*TO DO*.
With pictures left out, please repeat word for word the lines from the one containing "OCR this image." through the end of the records.
### DATA SHOWN ###
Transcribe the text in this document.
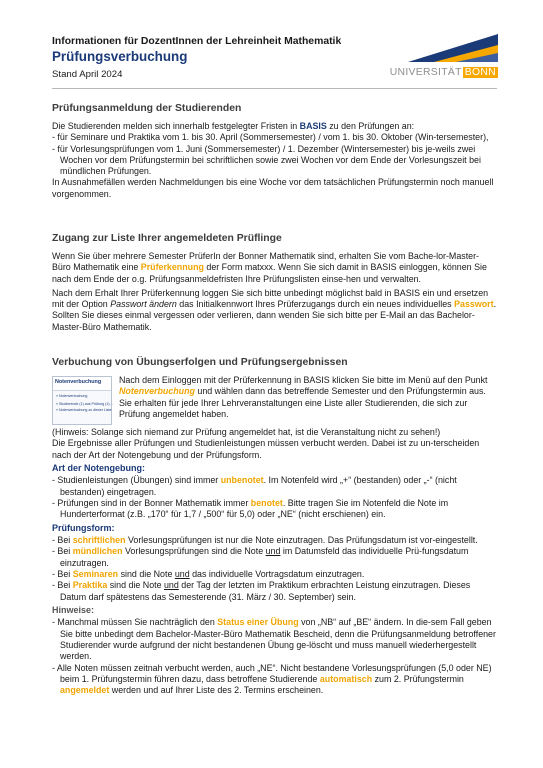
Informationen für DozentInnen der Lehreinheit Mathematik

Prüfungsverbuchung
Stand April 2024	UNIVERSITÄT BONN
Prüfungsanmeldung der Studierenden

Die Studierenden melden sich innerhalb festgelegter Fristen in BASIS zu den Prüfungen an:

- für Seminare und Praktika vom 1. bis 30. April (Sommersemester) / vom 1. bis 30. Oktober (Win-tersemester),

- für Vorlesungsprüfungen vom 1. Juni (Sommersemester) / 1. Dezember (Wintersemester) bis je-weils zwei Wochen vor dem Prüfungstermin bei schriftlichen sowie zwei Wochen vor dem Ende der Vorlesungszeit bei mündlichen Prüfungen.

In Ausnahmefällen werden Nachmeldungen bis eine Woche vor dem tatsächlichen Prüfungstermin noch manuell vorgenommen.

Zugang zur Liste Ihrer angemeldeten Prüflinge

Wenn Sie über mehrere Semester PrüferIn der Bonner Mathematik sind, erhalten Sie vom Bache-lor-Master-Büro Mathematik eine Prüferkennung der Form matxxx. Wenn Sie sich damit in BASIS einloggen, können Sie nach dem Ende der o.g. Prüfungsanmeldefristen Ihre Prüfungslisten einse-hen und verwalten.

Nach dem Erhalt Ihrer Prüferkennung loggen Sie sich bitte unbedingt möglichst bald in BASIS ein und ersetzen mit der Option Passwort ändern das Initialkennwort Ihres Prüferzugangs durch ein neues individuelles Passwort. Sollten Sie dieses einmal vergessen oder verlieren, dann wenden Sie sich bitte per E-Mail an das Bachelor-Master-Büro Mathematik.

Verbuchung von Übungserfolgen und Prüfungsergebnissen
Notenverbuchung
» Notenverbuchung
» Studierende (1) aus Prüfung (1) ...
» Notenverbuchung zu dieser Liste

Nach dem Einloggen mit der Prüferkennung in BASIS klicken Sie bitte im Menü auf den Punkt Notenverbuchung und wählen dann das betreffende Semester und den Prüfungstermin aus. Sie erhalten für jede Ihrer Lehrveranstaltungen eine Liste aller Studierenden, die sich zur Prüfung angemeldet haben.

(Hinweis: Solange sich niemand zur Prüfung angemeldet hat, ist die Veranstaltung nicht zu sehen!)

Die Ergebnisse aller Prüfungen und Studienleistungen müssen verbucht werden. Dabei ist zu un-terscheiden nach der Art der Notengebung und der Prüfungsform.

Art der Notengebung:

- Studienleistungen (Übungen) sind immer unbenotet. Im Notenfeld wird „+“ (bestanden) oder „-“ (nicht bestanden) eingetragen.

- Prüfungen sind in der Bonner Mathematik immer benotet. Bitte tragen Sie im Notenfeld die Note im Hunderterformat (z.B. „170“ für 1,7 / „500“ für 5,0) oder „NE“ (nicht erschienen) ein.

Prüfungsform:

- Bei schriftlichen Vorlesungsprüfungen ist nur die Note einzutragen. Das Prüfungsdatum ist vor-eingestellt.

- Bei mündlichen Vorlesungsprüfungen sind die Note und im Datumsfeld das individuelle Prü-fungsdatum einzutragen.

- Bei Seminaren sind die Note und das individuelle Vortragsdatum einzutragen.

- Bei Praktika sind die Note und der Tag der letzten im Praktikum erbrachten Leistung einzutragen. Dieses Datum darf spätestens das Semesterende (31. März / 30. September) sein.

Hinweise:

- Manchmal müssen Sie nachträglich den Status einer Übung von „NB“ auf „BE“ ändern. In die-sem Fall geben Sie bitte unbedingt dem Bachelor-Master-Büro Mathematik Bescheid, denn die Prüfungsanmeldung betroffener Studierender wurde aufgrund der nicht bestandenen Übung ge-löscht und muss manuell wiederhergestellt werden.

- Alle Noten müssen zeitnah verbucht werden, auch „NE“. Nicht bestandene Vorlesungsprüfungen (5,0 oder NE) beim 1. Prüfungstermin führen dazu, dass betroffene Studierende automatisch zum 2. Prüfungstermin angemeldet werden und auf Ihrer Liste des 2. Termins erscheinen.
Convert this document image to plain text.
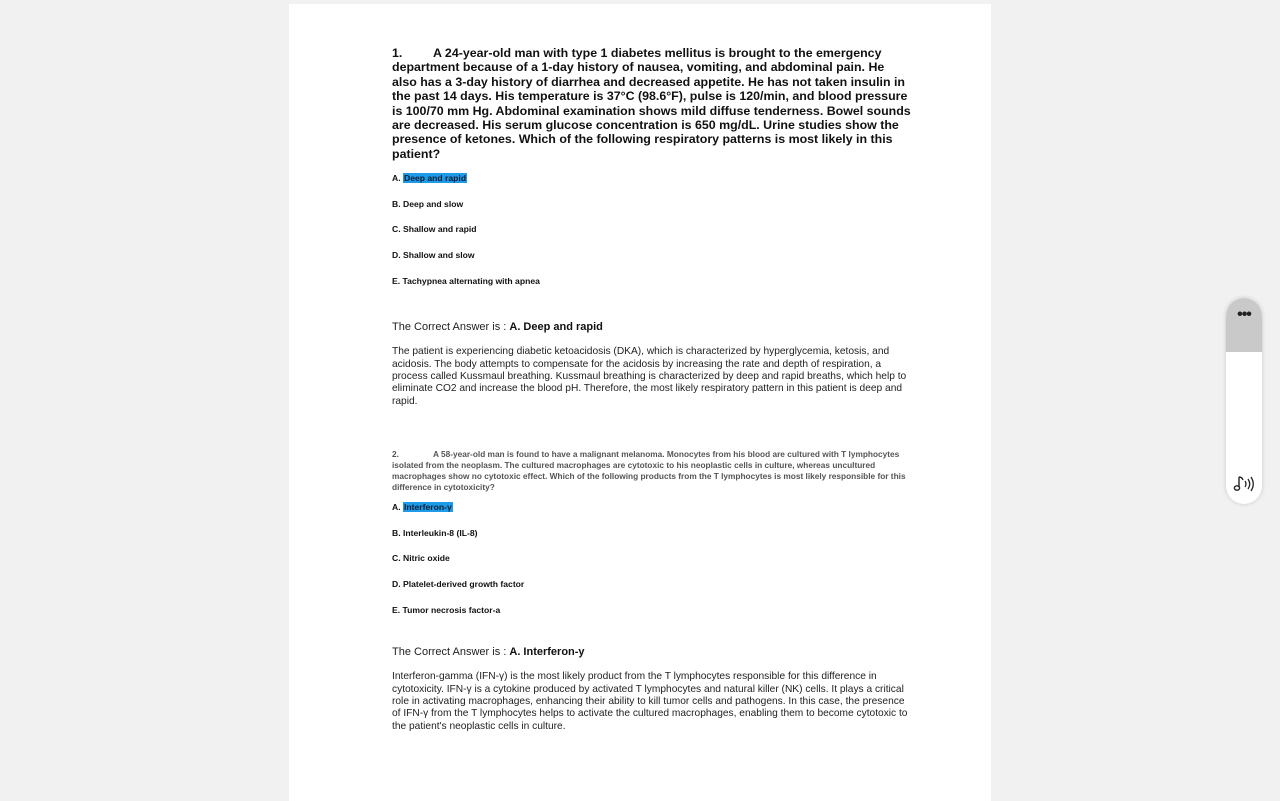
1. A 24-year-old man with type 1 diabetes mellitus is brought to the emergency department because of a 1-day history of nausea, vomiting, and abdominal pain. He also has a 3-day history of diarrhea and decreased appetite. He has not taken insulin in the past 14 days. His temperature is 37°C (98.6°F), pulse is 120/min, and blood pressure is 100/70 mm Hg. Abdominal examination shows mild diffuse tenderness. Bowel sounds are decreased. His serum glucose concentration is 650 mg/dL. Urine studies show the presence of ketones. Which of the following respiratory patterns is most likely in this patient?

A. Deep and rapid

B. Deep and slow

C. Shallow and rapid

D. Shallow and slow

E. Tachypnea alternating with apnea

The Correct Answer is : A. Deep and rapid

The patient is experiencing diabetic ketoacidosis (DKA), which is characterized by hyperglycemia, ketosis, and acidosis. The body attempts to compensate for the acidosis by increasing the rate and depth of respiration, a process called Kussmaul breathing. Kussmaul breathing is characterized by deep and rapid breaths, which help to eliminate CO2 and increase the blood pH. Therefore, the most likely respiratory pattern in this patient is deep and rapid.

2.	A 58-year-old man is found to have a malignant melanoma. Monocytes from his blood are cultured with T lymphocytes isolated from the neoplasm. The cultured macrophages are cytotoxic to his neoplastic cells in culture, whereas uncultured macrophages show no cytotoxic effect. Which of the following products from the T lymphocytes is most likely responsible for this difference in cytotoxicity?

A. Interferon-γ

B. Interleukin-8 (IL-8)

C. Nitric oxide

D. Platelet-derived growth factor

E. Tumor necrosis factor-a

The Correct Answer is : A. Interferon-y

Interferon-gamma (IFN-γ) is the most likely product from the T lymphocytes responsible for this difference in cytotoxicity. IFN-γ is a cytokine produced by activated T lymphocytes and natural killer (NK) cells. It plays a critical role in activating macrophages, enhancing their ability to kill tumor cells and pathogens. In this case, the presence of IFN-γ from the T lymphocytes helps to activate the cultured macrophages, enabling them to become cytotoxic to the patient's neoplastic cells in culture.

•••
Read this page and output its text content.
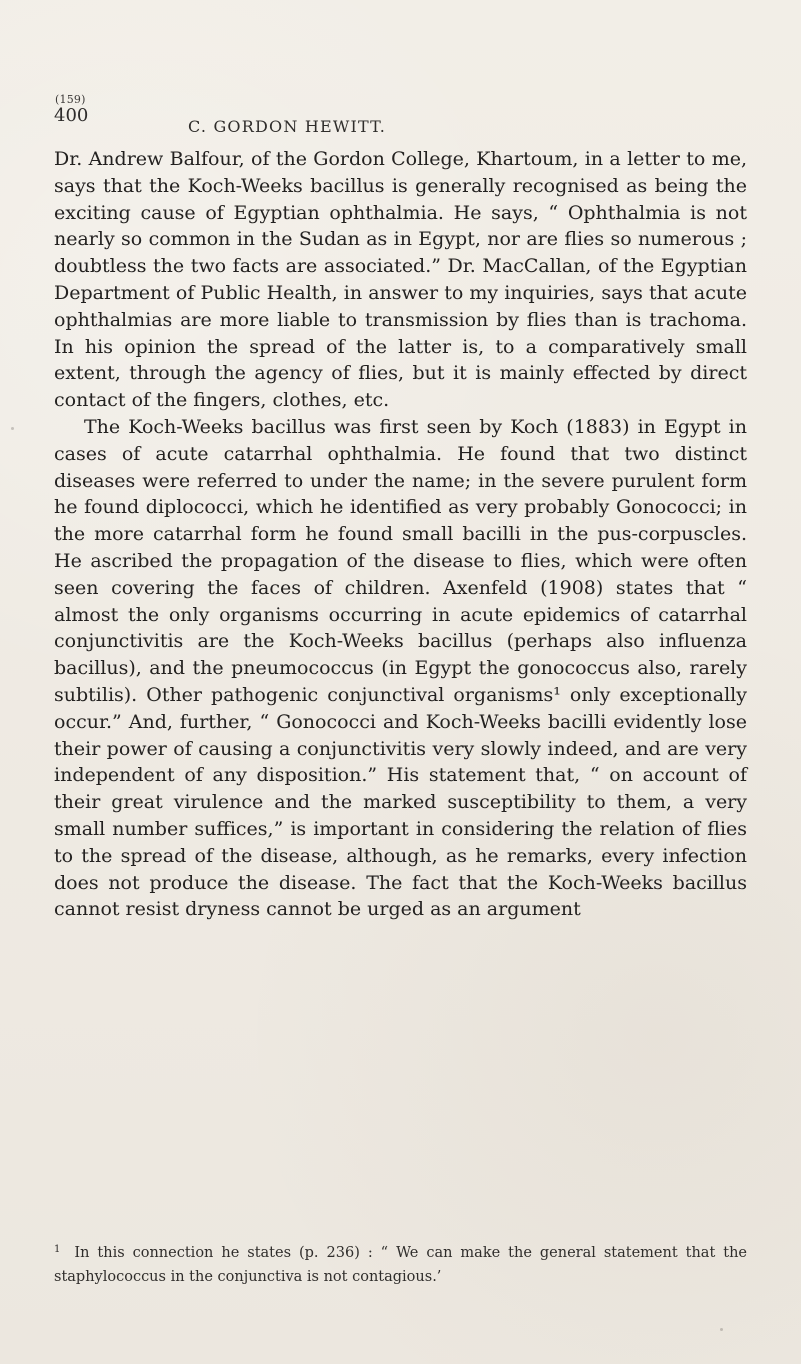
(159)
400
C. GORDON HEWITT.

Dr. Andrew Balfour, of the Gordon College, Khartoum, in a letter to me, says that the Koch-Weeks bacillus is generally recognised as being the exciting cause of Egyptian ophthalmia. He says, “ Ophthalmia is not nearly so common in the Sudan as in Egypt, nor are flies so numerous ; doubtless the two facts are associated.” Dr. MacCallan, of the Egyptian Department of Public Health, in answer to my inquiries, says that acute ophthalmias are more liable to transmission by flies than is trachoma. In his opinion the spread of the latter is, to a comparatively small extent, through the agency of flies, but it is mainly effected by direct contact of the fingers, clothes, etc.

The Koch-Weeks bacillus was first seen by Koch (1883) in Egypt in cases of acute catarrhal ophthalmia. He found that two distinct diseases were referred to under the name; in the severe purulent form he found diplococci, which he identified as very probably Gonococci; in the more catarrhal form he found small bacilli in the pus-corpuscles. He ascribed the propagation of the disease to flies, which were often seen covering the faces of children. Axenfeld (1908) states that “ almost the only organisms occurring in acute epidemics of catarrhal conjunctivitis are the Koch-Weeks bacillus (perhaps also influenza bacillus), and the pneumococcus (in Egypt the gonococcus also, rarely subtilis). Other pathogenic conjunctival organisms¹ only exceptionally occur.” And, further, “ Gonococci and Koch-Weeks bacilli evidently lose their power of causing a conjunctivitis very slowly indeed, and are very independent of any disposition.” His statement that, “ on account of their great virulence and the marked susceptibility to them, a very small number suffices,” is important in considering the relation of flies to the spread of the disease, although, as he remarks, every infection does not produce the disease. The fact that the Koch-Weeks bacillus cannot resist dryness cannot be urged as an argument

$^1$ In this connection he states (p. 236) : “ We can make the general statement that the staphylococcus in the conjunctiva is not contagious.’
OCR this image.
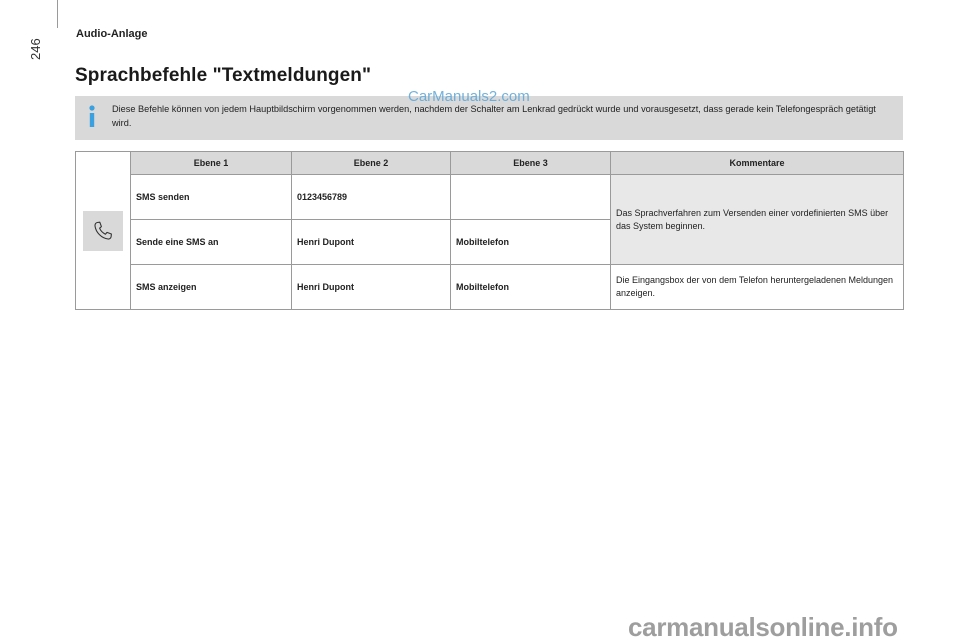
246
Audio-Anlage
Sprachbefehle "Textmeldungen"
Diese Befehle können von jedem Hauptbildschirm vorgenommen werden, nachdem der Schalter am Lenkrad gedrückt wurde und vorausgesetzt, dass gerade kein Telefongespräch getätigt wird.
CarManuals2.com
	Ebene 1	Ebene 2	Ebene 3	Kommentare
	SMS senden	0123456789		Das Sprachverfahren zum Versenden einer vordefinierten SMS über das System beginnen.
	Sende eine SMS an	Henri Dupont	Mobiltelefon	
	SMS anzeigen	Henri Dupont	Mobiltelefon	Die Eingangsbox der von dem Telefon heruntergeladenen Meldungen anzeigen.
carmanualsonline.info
###
*COMPLETED EXERCISE*.
OCR this image.
246
Audio-Anlage
Sprachbefehle "Textmeldungen"
Diese Befehle können von jedem Hauptbildschirm vorgenommen werden, nachdem der Schalter am Lenkrad gedrückt wurde und vorausgesetzt, dass gerade kein Telefongespräch getätigt wird.
CarManuals2.com
	Ebene 1	Ebene 2	Ebene 3	Kommentare
	SMS senden	0123456789		Das Sprachverfahren zum Versenden einer vordefinierten SMS über das System beginnen.
	Sende eine SMS an	Henri Dupont	Mobiltelefon	
	SMS anzeigen	Henri Dupont	Mobiltelefon	Die Eingangsbox der von dem Telefon heruntergeladenen Meldungen anzeigen.
carmanualsonline.info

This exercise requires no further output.